▶ [SHORT PROBLEM]: Lines that include the word "true" are the ones to copy.
▬▬▬
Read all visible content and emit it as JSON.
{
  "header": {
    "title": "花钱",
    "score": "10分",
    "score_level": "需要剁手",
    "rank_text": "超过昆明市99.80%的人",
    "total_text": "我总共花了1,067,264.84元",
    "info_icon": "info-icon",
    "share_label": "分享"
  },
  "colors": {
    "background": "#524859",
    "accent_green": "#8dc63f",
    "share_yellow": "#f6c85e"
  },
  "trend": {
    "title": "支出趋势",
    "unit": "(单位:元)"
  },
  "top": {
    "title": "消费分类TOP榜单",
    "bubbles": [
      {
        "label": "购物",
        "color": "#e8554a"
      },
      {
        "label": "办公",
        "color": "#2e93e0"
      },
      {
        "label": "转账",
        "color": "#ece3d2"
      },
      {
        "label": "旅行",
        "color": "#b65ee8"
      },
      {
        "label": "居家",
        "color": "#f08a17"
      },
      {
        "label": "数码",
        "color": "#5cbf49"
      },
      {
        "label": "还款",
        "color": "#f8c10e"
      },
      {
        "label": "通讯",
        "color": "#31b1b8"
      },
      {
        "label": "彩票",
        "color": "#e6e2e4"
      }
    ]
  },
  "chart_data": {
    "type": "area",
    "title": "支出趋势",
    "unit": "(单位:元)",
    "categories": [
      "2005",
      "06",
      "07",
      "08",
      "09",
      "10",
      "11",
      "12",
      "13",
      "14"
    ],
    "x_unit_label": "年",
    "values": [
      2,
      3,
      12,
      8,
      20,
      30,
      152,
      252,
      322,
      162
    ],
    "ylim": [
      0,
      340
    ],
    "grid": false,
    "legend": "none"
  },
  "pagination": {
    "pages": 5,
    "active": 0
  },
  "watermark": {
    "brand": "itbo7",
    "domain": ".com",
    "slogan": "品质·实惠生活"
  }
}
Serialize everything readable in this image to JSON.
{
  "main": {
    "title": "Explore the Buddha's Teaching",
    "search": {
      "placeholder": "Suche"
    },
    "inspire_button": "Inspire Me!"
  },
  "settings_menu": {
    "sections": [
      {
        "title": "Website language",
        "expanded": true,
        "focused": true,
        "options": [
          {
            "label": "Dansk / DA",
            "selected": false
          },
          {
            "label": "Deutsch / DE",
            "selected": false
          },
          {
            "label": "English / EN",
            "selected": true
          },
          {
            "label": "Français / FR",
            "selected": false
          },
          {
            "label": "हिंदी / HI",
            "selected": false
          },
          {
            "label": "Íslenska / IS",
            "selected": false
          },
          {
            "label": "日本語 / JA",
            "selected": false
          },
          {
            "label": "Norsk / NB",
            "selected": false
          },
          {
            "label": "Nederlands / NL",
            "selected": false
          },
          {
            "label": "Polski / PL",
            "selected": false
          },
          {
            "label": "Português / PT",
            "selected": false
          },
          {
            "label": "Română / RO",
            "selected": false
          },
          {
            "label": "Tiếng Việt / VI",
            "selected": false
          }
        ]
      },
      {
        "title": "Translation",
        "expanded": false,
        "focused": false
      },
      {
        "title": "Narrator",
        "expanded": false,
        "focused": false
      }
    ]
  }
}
▬▬▬
▶ [CORRECT OUTPUT]:
        "expanded": true,
        "focused": true,
            "selected": true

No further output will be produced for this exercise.